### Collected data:
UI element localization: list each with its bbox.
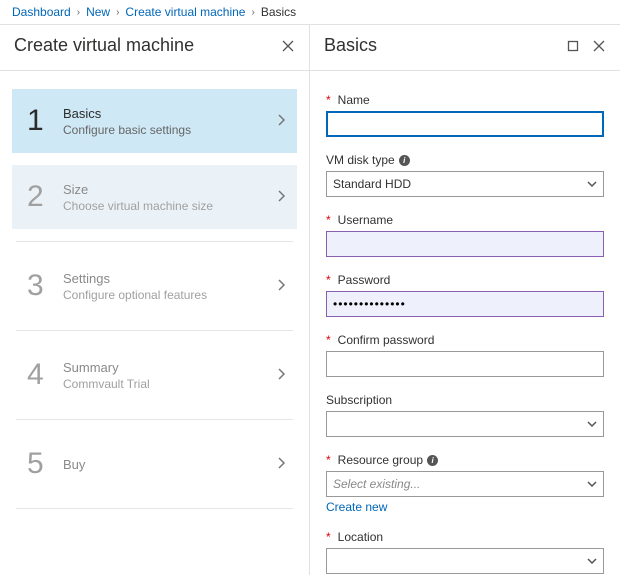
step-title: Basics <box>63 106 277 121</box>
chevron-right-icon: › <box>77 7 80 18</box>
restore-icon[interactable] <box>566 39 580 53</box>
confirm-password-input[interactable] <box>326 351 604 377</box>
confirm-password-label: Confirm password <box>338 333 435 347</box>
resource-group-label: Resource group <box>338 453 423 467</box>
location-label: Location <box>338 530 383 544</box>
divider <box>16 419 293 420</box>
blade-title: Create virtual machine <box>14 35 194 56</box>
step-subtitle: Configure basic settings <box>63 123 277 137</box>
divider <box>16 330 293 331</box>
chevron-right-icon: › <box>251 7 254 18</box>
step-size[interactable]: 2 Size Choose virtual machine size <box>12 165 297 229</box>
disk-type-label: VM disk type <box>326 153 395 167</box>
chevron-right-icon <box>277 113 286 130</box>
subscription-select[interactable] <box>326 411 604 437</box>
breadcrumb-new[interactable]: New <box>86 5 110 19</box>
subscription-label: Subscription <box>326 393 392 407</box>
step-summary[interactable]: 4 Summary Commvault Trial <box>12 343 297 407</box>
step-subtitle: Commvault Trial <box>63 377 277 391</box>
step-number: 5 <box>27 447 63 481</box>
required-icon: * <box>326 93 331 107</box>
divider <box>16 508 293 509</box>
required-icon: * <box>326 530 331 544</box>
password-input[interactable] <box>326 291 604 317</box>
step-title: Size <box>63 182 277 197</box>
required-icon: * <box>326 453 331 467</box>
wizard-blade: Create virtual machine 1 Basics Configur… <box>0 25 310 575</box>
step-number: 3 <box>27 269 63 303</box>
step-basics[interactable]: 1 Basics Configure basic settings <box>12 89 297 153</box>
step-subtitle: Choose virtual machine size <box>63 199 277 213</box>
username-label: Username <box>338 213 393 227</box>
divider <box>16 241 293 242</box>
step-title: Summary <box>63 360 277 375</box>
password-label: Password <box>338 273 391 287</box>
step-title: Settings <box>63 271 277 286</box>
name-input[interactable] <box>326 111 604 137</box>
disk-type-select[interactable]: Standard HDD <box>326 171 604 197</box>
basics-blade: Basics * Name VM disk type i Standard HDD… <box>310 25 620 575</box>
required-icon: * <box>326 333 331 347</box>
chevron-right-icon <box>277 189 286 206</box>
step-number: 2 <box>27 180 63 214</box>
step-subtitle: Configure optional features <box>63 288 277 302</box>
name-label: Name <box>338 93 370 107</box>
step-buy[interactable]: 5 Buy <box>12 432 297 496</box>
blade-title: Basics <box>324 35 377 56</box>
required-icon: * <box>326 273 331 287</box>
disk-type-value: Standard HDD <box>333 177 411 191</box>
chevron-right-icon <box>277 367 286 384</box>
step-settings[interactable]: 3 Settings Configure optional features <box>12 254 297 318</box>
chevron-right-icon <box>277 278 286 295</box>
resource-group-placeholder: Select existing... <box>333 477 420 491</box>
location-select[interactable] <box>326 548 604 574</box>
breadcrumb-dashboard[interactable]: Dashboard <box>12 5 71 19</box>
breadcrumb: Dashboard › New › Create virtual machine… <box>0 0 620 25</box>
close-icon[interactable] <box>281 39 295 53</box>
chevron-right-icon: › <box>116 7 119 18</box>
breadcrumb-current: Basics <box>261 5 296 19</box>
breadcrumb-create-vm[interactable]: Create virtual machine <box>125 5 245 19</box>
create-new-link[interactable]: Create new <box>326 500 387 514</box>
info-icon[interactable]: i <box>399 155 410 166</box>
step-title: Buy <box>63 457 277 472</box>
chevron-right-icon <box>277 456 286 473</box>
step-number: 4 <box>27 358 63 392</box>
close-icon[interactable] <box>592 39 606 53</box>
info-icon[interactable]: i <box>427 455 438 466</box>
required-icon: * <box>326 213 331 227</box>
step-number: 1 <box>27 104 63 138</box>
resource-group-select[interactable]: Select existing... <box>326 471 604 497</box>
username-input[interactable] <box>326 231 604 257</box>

--

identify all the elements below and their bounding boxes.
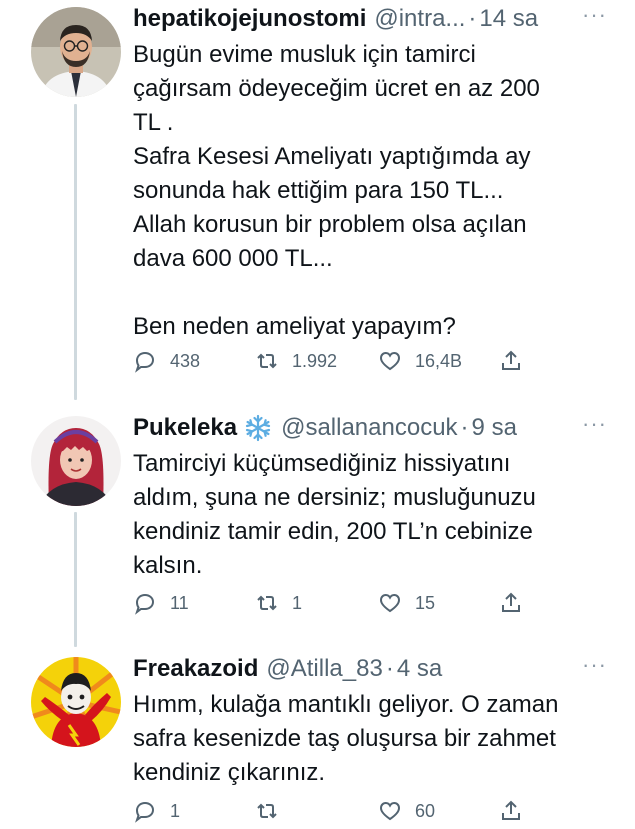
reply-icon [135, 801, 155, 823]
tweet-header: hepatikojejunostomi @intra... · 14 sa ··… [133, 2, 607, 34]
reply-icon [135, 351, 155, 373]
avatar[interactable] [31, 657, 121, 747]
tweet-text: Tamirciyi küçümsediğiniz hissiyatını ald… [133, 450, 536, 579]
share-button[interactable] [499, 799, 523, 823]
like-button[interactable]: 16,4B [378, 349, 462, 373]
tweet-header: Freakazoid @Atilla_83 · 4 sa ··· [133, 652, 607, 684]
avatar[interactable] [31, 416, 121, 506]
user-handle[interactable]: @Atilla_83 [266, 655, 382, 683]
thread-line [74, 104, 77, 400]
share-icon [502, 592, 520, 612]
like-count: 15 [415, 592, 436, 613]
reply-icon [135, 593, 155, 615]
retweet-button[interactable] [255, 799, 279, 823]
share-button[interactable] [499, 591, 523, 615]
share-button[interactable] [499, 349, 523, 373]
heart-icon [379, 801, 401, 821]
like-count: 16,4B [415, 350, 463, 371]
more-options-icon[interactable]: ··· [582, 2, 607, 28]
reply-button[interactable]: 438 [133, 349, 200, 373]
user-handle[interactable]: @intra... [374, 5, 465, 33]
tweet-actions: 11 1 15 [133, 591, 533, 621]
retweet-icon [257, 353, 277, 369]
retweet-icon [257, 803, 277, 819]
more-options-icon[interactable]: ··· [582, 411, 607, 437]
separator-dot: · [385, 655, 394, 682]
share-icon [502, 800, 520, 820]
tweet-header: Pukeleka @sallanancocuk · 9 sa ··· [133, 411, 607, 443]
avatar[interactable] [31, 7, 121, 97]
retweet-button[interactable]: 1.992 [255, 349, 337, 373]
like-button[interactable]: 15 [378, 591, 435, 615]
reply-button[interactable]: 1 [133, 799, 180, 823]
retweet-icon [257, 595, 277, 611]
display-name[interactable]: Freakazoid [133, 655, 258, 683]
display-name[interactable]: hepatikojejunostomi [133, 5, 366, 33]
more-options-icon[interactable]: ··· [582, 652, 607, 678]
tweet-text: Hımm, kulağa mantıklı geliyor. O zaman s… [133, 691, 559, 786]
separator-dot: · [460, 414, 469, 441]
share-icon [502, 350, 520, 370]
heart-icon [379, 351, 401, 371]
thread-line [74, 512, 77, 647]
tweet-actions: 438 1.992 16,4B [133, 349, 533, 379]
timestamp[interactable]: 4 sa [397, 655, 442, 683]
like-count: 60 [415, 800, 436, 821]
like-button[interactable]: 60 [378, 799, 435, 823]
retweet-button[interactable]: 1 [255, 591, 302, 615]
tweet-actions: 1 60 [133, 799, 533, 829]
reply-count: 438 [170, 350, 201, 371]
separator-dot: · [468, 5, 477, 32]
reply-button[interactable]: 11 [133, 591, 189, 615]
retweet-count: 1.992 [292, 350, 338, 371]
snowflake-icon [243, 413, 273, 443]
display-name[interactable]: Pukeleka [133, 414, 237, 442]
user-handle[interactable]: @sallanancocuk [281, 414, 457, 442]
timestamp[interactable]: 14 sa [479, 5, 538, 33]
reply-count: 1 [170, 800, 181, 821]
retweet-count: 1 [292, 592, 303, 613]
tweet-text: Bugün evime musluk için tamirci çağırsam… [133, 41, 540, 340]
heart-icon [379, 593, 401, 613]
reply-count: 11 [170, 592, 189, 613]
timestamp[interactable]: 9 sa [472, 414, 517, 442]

---

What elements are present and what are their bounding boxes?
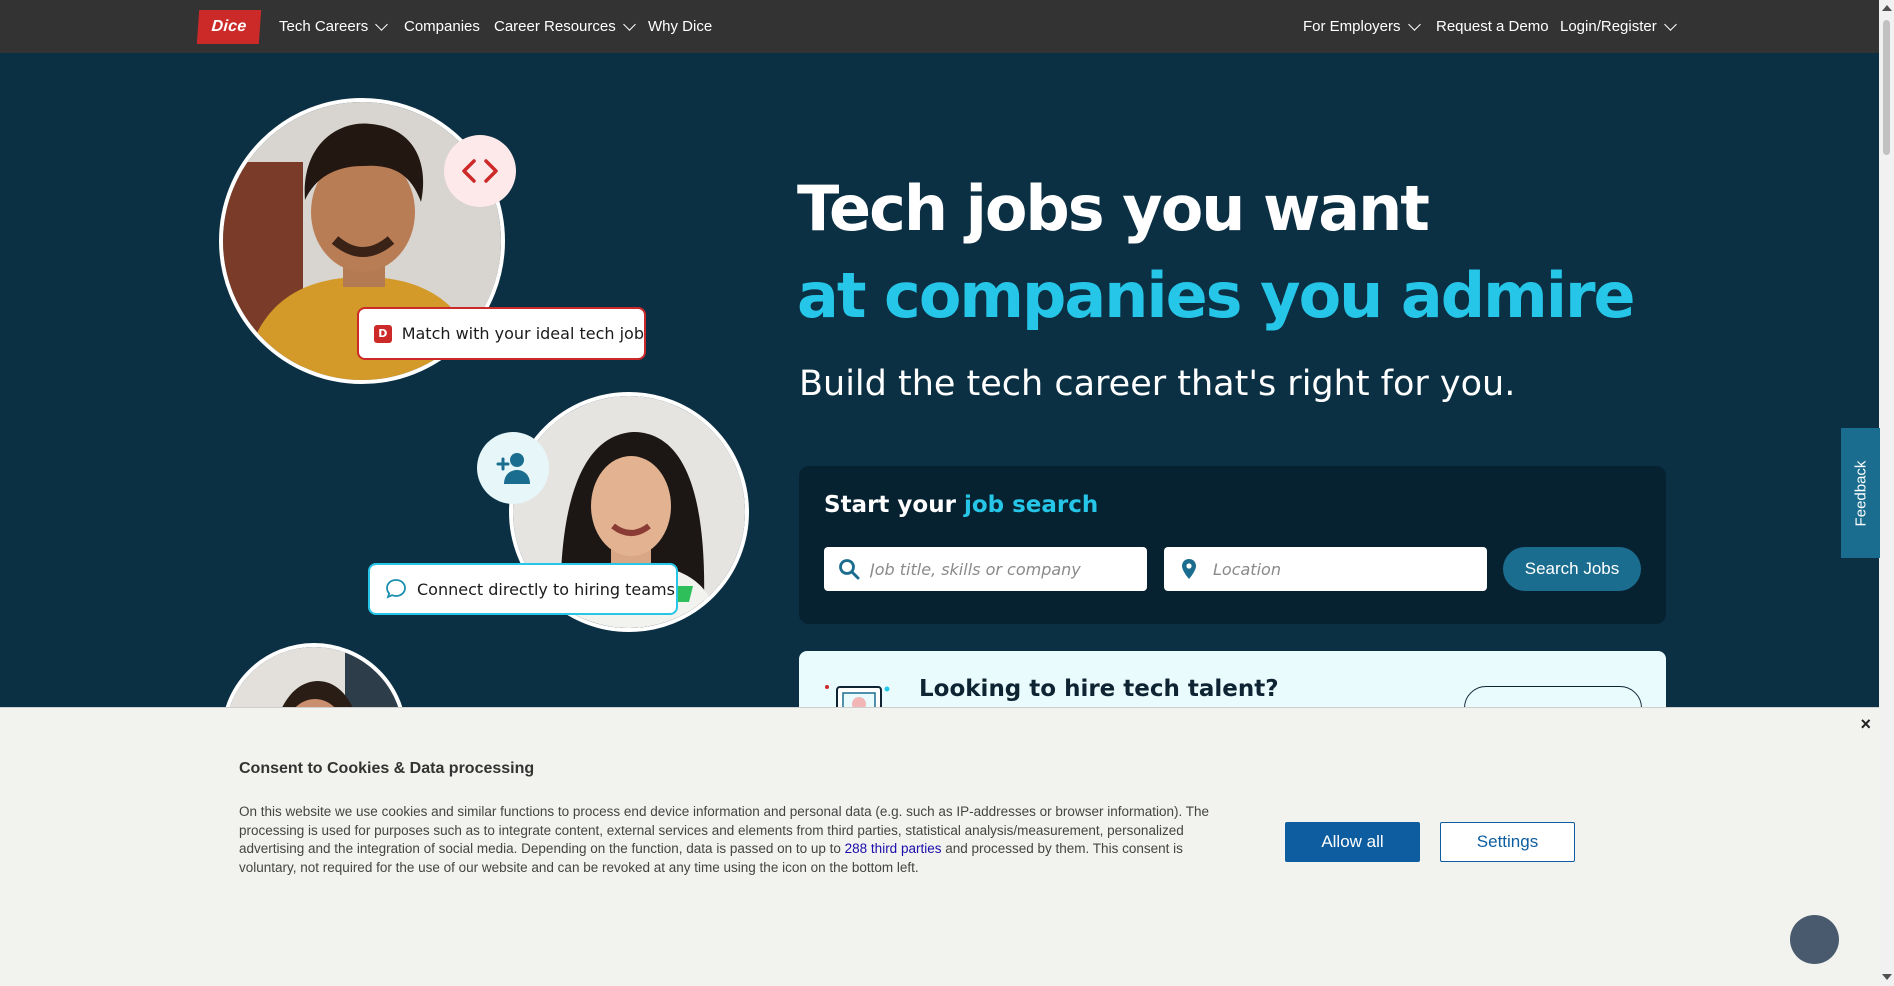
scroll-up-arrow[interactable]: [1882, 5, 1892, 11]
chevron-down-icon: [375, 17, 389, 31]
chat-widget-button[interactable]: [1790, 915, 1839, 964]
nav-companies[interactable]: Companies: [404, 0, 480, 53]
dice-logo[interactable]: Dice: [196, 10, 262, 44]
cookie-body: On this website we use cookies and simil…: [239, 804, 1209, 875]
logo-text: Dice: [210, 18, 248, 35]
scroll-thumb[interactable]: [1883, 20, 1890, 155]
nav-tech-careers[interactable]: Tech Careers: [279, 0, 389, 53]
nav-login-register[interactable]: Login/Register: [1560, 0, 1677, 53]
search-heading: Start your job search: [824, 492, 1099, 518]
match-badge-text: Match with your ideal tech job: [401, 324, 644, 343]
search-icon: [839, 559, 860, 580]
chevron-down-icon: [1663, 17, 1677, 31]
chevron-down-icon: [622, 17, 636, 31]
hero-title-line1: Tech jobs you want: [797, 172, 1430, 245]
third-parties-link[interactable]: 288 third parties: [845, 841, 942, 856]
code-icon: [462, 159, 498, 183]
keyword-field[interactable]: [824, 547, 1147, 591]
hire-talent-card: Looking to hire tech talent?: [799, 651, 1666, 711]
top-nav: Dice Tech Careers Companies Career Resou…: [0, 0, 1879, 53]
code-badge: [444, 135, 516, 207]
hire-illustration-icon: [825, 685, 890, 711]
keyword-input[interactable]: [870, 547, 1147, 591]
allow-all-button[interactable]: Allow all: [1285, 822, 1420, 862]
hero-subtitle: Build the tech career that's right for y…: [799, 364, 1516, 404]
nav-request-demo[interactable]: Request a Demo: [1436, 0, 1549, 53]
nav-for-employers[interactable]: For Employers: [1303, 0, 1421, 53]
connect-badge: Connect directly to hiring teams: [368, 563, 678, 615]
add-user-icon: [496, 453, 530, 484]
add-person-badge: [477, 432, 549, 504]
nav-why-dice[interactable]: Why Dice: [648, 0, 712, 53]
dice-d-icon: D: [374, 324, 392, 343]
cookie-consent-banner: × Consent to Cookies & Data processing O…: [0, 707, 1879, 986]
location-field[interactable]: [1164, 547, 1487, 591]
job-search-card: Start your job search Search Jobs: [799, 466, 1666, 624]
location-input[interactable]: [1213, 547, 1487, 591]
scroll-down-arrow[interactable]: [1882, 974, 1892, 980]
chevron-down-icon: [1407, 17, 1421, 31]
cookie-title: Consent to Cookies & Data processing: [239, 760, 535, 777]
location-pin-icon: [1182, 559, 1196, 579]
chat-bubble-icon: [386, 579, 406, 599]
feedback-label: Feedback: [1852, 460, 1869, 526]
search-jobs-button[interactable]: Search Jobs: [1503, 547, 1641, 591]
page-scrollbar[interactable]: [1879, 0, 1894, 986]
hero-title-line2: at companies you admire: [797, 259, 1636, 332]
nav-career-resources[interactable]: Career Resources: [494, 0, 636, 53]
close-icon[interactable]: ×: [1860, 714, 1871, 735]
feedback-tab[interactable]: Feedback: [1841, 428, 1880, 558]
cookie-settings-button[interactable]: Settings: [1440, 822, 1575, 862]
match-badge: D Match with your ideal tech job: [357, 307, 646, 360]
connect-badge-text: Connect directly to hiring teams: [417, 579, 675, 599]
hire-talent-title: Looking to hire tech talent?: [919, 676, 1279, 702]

### SHORT TASK:
Transcribe the lines of the collected data word for word, from the line containing "reply-icon [135, 801, 155, 823]" through the line containing "retweet-button[interactable] [255, 799, 279, 823]", including both.

### FINAL RESULT:
reply-icon [135, 801, 155, 823]
tweet-header: hepatikojejunostomi @intra... · 14 sa ··… [133, 2, 607, 34]
reply-icon [135, 351, 155, 373]
avatar[interactable] [31, 657, 121, 747]
tweet-text: Tamirciyi küçümsediğiniz hissiyatını ald… [133, 450, 536, 579]
share-button[interactable] [499, 799, 523, 823]
like-button[interactable]: 16,4B [378, 349, 462, 373]
tweet-header: Freakazoid @Atilla_83 · 4 sa ··· [133, 652, 607, 684]
avatar[interactable] [31, 416, 121, 506]
user-handle[interactable]: @Atilla_83 [266, 655, 382, 683]
thread-line [74, 104, 77, 400]
share-icon [502, 592, 520, 612]
like-count: 15 [415, 592, 436, 613]
reply-icon [135, 593, 155, 615]
retweet-button[interactable] [255, 799, 279, 823]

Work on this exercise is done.